▸ **What you should do**: Please output the records below in full, exactly as given, but without the images.

▸ **Data in this exercise**:

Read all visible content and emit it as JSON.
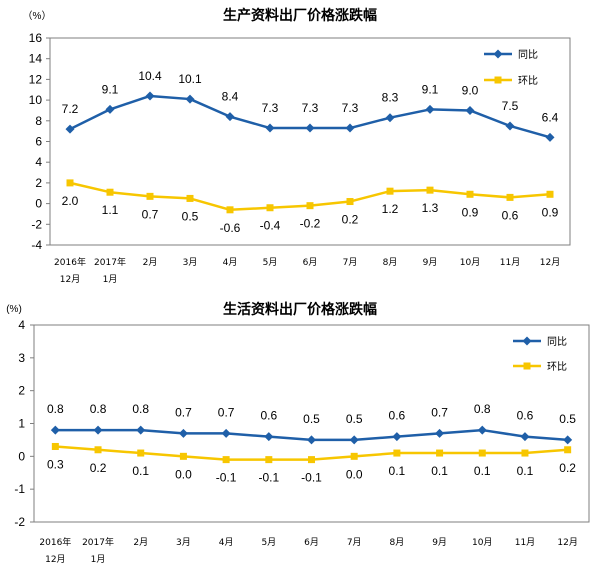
{
  "chart_data": [
    {
      "type": "line",
      "title": "生产资料出厂价格涨跌幅",
      "unit": "（%）",
      "ylim": [
        -4,
        16
      ],
      "yticks": [
        16,
        14,
        12,
        10,
        8,
        6,
        4,
        2,
        0,
        -2,
        -4
      ],
      "categories": [
        [
          "2016年",
          "12月"
        ],
        [
          "2017年",
          "1月"
        ],
        [
          "2月"
        ],
        [
          "3月"
        ],
        [
          "4月"
        ],
        [
          "5月"
        ],
        [
          "6月"
        ],
        [
          "7月"
        ],
        [
          "8月"
        ],
        [
          "9月"
        ],
        [
          "10月"
        ],
        [
          "11月"
        ],
        [
          "12月"
        ]
      ],
      "legend_position": "top-right",
      "series": [
        {
          "name": "同比",
          "color": "#1F5FA8",
          "marker": "diamond",
          "values": [
            7.2,
            9.1,
            10.4,
            10.1,
            8.4,
            7.3,
            7.3,
            7.3,
            8.3,
            9.1,
            9.0,
            7.5,
            6.4
          ],
          "labels": [
            "7.2",
            "9.1",
            "10.4",
            "10.1",
            "8.4",
            "7.3",
            "7.3",
            "7.3",
            "8.3",
            "9.1",
            "9.0",
            "7.5",
            "6.4"
          ]
        },
        {
          "name": "环比",
          "color": "#F7C600",
          "marker": "square",
          "values": [
            2.0,
            1.1,
            0.7,
            0.5,
            -0.6,
            -0.4,
            -0.2,
            0.2,
            1.2,
            1.3,
            0.9,
            0.6,
            0.9
          ],
          "labels": [
            "2.0",
            "1.1",
            "0.7",
            "0.5",
            "-0.6",
            "-0.4",
            "-0.2",
            "0.2",
            "1.2",
            "1.3",
            "0.9",
            "0.6",
            "0.9"
          ]
        }
      ]
    },
    {
      "type": "line",
      "title": "生活资料出厂价格涨跌幅",
      "unit": "(%)",
      "ylim": [
        -2,
        4
      ],
      "yticks": [
        4,
        3,
        2,
        1,
        0,
        -1,
        -2
      ],
      "categories": [
        [
          "2016年",
          "12月"
        ],
        [
          "2017年",
          "1月"
        ],
        [
          "2月"
        ],
        [
          "3月"
        ],
        [
          "4月"
        ],
        [
          "5月"
        ],
        [
          "6月"
        ],
        [
          "7月"
        ],
        [
          "8月"
        ],
        [
          "9月"
        ],
        [
          "10月"
        ],
        [
          "11月"
        ],
        [
          "12月"
        ]
      ],
      "legend_position": "top-right",
      "series": [
        {
          "name": "同比",
          "color": "#1F5FA8",
          "marker": "diamond",
          "values": [
            0.8,
            0.8,
            0.8,
            0.7,
            0.7,
            0.6,
            0.5,
            0.5,
            0.6,
            0.7,
            0.8,
            0.6,
            0.5
          ],
          "labels": [
            "0.8",
            "0.8",
            "0.8",
            "0.7",
            "0.7",
            "0.6",
            "0.5",
            "0.5",
            "0.6",
            "0.7",
            "0.8",
            "0.6",
            "0.5"
          ]
        },
        {
          "name": "环比",
          "color": "#F7C600",
          "marker": "square",
          "values": [
            0.3,
            0.2,
            0.1,
            0.0,
            -0.1,
            -0.1,
            -0.1,
            0.0,
            0.1,
            0.1,
            0.1,
            0.1,
            0.2
          ],
          "labels": [
            "0.3",
            "0.2",
            "0.1",
            "0.0",
            "-0.1",
            "-0.1",
            "-0.1",
            "0.0",
            "0.1",
            "0.1",
            "0.1",
            "0.1",
            "0.2"
          ]
        }
      ]
    }
  ]
}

▸ **Answer**:
Read all visible content and emit it as JSON.
{
  "chart_data": [
    {
      "type": "line",
      "title": "生产资料出厂价格涨跌幅",
      "unit": "（%）",
      "ylim": [
        -4,
        16
      ],
      "yticks": [
        16,
        14,
        12,
        10,
        8,
        6,
        4,
        2,
        0,
        -2,
        -4
      ],
      "categories": [
        [
          "2016年",
          "12月"
        ],
        [
          "2017年",
          "1月"
        ],
        [
          "2月"
        ],
        [
          "3月"
        ],
        [
          "4月"
        ],
        [
          "5月"
        ],
        [
          "6月"
        ],
        [
          "7月"
        ],
        [
          "8月"
        ],
        [
          "9月"
        ],
        [
          "10月"
        ],
        [
          "11月"
        ],
        [
          "12月"
        ]
      ],
      "legend_position": "top-right",
      "series": [
        {
          "name": "同比",
          "color": "#1F5FA8",
          "marker": "diamond",
          "values": [
            7.2,
            9.1,
            10.4,
            10.1,
            8.4,
            7.3,
            7.3,
            7.3,
            8.3,
            9.1,
            9.0,
            7.5,
            6.4
          ],
          "labels": [
            "7.2",
            "9.1",
            "10.4",
            "10.1",
            "8.4",
            "7.3",
            "7.3",
            "7.3",
            "8.3",
            "9.1",
            "9.0",
            "7.5",
            "6.4"
          ]
        },
        {
          "name": "环比",
          "color": "#F7C600",
          "marker": "square",
          "values": [
            2.0,
            1.1,
            0.7,
            0.5,
            -0.6,
            -0.4,
            -0.2,
            0.2,
            1.2,
            1.3,
            0.9,
            0.6,
            0.9
          ],
          "labels": [
            "2.0",
            "1.1",
            "0.7",
            "0.5",
            "-0.6",
            "-0.4",
            "-0.2",
            "0.2",
            "1.2",
            "1.3",
            "0.9",
            "0.6",
            "0.9"
          ]
        }
      ]
    },
    {
      "type": "line",
      "title": "生活资料出厂价格涨跌幅",
      "unit": "(%)",
      "ylim": [
        -2,
        4
      ],
      "yticks": [
        4,
        3,
        2,
        1,
        0,
        -1,
        -2
      ],
      "categories": [
        [
          "2016年",
          "12月"
        ],
        [
          "2017年",
          "1月"
        ],
        [
          "2月"
        ],
        [
          "3月"
        ],
        [
          "4月"
        ],
        [
          "5月"
        ],
        [
          "6月"
        ],
        [
          "7月"
        ],
        [
          "8月"
        ],
        [
          "9月"
        ],
        [
          "10月"
        ],
        [
          "11月"
        ],
        [
          "12月"
        ]
      ],
      "legend_position": "top-right",
      "series": [
        {
          "name": "同比",
          "color": "#1F5FA8",
          "marker": "diamond",
          "values": [
            0.8,
            0.8,
            0.8,
            0.7,
            0.7,
            0.6,
            0.5,
            0.5,
            0.6,
            0.7,
            0.8,
            0.6,
            0.5
          ],
          "labels": [
            "0.8",
            "0.8",
            "0.8",
            "0.7",
            "0.7",
            "0.6",
            "0.5",
            "0.5",
            "0.6",
            "0.7",
            "0.8",
            "0.6",
            "0.5"
          ]
        },
        {
          "name": "环比",
          "color": "#F7C600",
          "marker": "square",
          "values": [
            0.3,
            0.2,
            0.1,
            0.0,
            -0.1,
            -0.1,
            -0.1,
            0.0,
            0.1,
            0.1,
            0.1,
            0.1,
            0.2
          ],
          "labels": [
            "0.3",
            "0.2",
            "0.1",
            "0.0",
            "-0.1",
            "-0.1",
            "-0.1",
            "0.0",
            "0.1",
            "0.1",
            "0.1",
            "0.1",
            "0.2"
          ]
        }
      ]
    }
  ]
}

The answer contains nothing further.